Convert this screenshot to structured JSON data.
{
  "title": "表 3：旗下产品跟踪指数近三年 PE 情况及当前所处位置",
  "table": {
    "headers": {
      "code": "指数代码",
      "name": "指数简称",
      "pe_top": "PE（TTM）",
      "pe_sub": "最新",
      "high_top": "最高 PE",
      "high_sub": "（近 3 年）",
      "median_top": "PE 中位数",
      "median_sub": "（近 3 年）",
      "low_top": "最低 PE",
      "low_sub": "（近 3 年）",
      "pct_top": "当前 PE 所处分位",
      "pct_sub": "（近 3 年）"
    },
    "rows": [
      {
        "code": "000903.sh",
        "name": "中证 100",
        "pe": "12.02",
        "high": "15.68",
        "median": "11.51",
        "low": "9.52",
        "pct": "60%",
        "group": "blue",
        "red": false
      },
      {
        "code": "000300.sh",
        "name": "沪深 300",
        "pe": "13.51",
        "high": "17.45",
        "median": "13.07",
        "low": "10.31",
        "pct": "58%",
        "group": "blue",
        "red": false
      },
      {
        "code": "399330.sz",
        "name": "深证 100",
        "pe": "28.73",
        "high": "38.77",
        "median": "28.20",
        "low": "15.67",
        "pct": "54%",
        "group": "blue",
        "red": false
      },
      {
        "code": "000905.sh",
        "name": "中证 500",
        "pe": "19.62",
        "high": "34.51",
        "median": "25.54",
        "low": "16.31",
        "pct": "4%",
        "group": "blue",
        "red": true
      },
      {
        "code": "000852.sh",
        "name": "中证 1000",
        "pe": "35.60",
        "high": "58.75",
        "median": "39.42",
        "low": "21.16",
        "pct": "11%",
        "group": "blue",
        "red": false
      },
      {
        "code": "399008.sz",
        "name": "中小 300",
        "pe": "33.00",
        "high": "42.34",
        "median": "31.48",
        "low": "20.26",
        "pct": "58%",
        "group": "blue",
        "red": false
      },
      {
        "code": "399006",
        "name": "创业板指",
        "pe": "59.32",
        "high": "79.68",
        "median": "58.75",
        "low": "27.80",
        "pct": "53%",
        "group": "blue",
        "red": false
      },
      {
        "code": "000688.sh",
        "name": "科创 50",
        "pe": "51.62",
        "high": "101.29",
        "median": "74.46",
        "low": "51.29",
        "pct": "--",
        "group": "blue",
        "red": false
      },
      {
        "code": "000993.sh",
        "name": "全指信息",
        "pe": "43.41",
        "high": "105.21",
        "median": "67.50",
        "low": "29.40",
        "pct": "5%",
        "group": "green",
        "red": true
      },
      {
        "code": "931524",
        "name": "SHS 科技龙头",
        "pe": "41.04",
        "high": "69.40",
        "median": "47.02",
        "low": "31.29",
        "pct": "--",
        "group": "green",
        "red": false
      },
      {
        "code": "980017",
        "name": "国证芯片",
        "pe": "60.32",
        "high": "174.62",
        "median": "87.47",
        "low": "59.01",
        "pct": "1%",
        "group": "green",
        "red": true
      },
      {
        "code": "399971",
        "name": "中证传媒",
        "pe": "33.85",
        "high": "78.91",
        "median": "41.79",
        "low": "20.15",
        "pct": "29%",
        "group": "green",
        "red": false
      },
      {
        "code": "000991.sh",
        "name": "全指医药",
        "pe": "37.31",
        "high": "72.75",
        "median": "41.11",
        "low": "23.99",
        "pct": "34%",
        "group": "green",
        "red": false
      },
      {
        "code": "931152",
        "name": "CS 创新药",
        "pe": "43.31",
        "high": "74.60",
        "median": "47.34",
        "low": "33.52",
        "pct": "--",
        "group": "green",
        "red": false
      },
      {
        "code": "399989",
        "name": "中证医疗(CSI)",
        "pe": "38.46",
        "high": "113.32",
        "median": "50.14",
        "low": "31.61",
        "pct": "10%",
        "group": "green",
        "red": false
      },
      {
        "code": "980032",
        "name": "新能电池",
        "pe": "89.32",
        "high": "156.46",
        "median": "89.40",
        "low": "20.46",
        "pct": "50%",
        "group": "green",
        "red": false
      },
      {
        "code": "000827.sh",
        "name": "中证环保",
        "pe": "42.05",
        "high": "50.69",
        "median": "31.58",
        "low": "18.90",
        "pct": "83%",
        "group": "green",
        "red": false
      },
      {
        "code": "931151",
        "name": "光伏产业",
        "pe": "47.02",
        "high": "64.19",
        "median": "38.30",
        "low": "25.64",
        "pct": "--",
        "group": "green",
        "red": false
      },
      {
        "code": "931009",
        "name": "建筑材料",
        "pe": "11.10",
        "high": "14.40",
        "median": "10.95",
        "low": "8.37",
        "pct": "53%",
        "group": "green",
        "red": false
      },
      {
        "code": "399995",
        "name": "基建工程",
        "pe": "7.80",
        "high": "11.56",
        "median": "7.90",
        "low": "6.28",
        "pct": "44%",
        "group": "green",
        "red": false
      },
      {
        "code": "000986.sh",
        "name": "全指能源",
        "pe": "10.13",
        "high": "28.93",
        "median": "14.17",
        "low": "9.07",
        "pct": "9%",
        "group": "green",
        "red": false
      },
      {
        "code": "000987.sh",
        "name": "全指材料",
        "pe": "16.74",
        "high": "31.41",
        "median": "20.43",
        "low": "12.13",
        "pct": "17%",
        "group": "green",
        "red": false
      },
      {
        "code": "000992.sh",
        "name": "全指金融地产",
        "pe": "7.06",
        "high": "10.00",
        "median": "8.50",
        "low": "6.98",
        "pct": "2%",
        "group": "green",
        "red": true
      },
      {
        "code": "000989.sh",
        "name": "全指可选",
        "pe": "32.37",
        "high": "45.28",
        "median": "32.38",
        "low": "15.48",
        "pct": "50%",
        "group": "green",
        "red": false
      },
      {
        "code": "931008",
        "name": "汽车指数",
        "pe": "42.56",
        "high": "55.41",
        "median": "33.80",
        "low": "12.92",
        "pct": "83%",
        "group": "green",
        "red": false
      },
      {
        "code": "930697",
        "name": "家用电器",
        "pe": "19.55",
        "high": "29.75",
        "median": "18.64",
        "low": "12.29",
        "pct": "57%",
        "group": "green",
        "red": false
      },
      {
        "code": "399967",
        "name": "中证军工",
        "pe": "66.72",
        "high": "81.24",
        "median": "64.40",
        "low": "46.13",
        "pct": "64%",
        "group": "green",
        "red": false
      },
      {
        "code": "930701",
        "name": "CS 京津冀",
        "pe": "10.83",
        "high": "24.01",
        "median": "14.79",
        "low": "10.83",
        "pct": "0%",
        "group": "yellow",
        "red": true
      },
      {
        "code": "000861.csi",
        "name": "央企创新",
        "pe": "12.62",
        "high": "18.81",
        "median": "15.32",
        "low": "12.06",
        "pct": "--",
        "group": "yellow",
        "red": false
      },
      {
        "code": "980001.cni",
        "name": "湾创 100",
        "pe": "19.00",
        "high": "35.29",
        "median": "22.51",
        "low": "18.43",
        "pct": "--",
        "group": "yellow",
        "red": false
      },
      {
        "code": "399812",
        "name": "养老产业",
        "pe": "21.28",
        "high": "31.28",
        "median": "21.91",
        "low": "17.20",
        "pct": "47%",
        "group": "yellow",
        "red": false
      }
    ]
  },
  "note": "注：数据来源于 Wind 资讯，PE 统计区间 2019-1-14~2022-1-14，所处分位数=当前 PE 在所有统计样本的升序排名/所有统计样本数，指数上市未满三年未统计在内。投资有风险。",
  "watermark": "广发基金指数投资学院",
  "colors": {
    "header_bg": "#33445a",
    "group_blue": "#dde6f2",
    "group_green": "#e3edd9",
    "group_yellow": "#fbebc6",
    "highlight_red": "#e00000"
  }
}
········
▶ _WHAT IS EXPECTED_:
Make a verbatim copy of every entry shown above.

▶ _FULL ANSWER_:
Convert this screenshot to structured JSON data.
{
  "title": "表 3：旗下产品跟踪指数近三年 PE 情况及当前所处位置",
  "table": {
    "headers": {
      "code": "指数代码",
      "name": "指数简称",
      "pe_top": "PE（TTM）",
      "pe_sub": "最新",
      "high_top": "最高 PE",
      "high_sub": "（近 3 年）",
      "median_top": "PE 中位数",
      "median_sub": "（近 3 年）",
      "low_top": "最低 PE",
      "low_sub": "（近 3 年）",
      "pct_top": "当前 PE 所处分位",
      "pct_sub": "（近 3 年）"
    },
    "rows": [
      {
        "code": "000903.sh",
        "name": "中证 100",
        "pe": "12.02",
        "high": "15.68",
        "median": "11.51",
        "low": "9.52",
        "pct": "60%",
        "group": "blue",
        "red": false
      },
      {
        "code": "000300.sh",
        "name": "沪深 300",
        "pe": "13.51",
        "high": "17.45",
        "median": "13.07",
        "low": "10.31",
        "pct": "58%",
        "group": "blue",
        "red": false
      },
      {
        "code": "399330.sz",
        "name": "深证 100",
        "pe": "28.73",
        "high": "38.77",
        "median": "28.20",
        "low": "15.67",
        "pct": "54%",
        "group": "blue",
        "red": false
      },
      {
        "code": "000905.sh",
        "name": "中证 500",
        "pe": "19.62",
        "high": "34.51",
        "median": "25.54",
        "low": "16.31",
        "pct": "4%",
        "group": "blue",
        "red": true
      },
      {
        "code": "000852.sh",
        "name": "中证 1000",
        "pe": "35.60",
        "high": "58.75",
        "median": "39.42",
        "low": "21.16",
        "pct": "11%",
        "group": "blue",
        "red": false
      },
      {
        "code": "399008.sz",
        "name": "中小 300",
        "pe": "33.00",
        "high": "42.34",
        "median": "31.48",
        "low": "20.26",
        "pct": "58%",
        "group": "blue",
        "red": false
      },
      {
        "code": "399006",
        "name": "创业板指",
        "pe": "59.32",
        "high": "79.68",
        "median": "58.75",
        "low": "27.80",
        "pct": "53%",
        "group": "blue",
        "red": false
      },
      {
        "code": "000688.sh",
        "name": "科创 50",
        "pe": "51.62",
        "high": "101.29",
        "median": "74.46",
        "low": "51.29",
        "pct": "--",
        "group": "blue",
        "red": false
      },
      {
        "code": "000993.sh",
        "name": "全指信息",
        "pe": "43.41",
        "high": "105.21",
        "median": "67.50",
        "low": "29.40",
        "pct": "5%",
        "group": "green",
        "red": true
      },
      {
        "code": "931524",
        "name": "SHS 科技龙头",
        "pe": "41.04",
        "high": "69.40",
        "median": "47.02",
        "low": "31.29",
        "pct": "--",
        "group": "green",
        "red": false
      },
      {
        "code": "980017",
        "name": "国证芯片",
        "pe": "60.32",
        "high": "174.62",
        "median": "87.47",
        "low": "59.01",
        "pct": "1%",
        "group": "green",
        "red": true
      },
      {
        "code": "399971",
        "name": "中证传媒",
        "pe": "33.85",
        "high": "78.91",
        "median": "41.79",
        "low": "20.15",
        "pct": "29%",
        "group": "green",
        "red": false
      },
      {
        "code": "000991.sh",
        "name": "全指医药",
        "pe": "37.31",
        "high": "72.75",
        "median": "41.11",
        "low": "23.99",
        "pct": "34%",
        "group": "green",
        "red": false
      },
      {
        "code": "931152",
        "name": "CS 创新药",
        "pe": "43.31",
        "high": "74.60",
        "median": "47.34",
        "low": "33.52",
        "pct": "--",
        "group": "green",
        "red": false
      },
      {
        "code": "399989",
        "name": "中证医疗(CSI)",
        "pe": "38.46",
        "high": "113.32",
        "median": "50.14",
        "low": "31.61",
        "pct": "10%",
        "group": "green",
        "red": false
      },
      {
        "code": "980032",
        "name": "新能电池",
        "pe": "89.32",
        "high": "156.46",
        "median": "89.40",
        "low": "20.46",
        "pct": "50%",
        "group": "green",
        "red": false
      },
      {
        "code": "000827.sh",
        "name": "中证环保",
        "pe": "42.05",
        "high": "50.69",
        "median": "31.58",
        "low": "18.90",
        "pct": "83%",
        "group": "green",
        "red": false
      },
      {
        "code": "931151",
        "name": "光伏产业",
        "pe": "47.02",
        "high": "64.19",
        "median": "38.30",
        "low": "25.64",
        "pct": "--",
        "group": "green",
        "red": false
      },
      {
        "code": "931009",
        "name": "建筑材料",
        "pe": "11.10",
        "high": "14.40",
        "median": "10.95",
        "low": "8.37",
        "pct": "53%",
        "group": "green",
        "red": false
      },
      {
        "code": "399995",
        "name": "基建工程",
        "pe": "7.80",
        "high": "11.56",
        "median": "7.90",
        "low": "6.28",
        "pct": "44%",
        "group": "green",
        "red": false
      },
      {
        "code": "000986.sh",
        "name": "全指能源",
        "pe": "10.13",
        "high": "28.93",
        "median": "14.17",
        "low": "9.07",
        "pct": "9%",
        "group": "green",
        "red": false
      },
      {
        "code": "000987.sh",
        "name": "全指材料",
        "pe": "16.74",
        "high": "31.41",
        "median": "20.43",
        "low": "12.13",
        "pct": "17%",
        "group": "green",
        "red": false
      },
      {
        "code": "000992.sh",
        "name": "全指金融地产",
        "pe": "7.06",
        "high": "10.00",
        "median": "8.50",
        "low": "6.98",
        "pct": "2%",
        "group": "green",
        "red": true
      },
      {
        "code": "000989.sh",
        "name": "全指可选",
        "pe": "32.37",
        "high": "45.28",
        "median": "32.38",
        "low": "15.48",
        "pct": "50%",
        "group": "green",
        "red": false
      },
      {
        "code": "931008",
        "name": "汽车指数",
        "pe": "42.56",
        "high": "55.41",
        "median": "33.80",
        "low": "12.92",
        "pct": "83%",
        "group": "green",
        "red": false
      },
      {
        "code": "930697",
        "name": "家用电器",
        "pe": "19.55",
        "high": "29.75",
        "median": "18.64",
        "low": "12.29",
        "pct": "57%",
        "group": "green",
        "red": false
      },
      {
        "code": "399967",
        "name": "中证军工",
        "pe": "66.72",
        "high": "81.24",
        "median": "64.40",
        "low": "46.13",
        "pct": "64%",
        "group": "green",
        "red": false
      },
      {
        "code": "930701",
        "name": "CS 京津冀",
        "pe": "10.83",
        "high": "24.01",
        "median": "14.79",
        "low": "10.83",
        "pct": "0%",
        "group": "yellow",
        "red": true
      },
      {
        "code": "000861.csi",
        "name": "央企创新",
        "pe": "12.62",
        "high": "18.81",
        "median": "15.32",
        "low": "12.06",
        "pct": "--",
        "group": "yellow",
        "red": false
      },
      {
        "code": "980001.cni",
        "name": "湾创 100",
        "pe": "19.00",
        "high": "35.29",
        "median": "22.51",
        "low": "18.43",
        "pct": "--",
        "group": "yellow",
        "red": false
      },
      {
        "code": "399812",
        "name": "养老产业",
        "pe": "21.28",
        "high": "31.28",
        "median": "21.91",
        "low": "17.20",
        "pct": "47%",
        "group": "yellow",
        "red": false
      }
    ]
  },
  "note": "注：数据来源于 Wind 资讯，PE 统计区间 2019-1-14~2022-1-14，所处分位数=当前 PE 在所有统计样本的升序排名/所有统计样本数，指数上市未满三年未统计在内。投资有风险。",
  "watermark": "广发基金指数投资学院",
  "colors": {
    "header_bg": "#33445a",
    "group_blue": "#dde6f2",
    "group_green": "#e3edd9",
    "group_yellow": "#fbebc6",
    "highlight_red": "#e00000"
  }
}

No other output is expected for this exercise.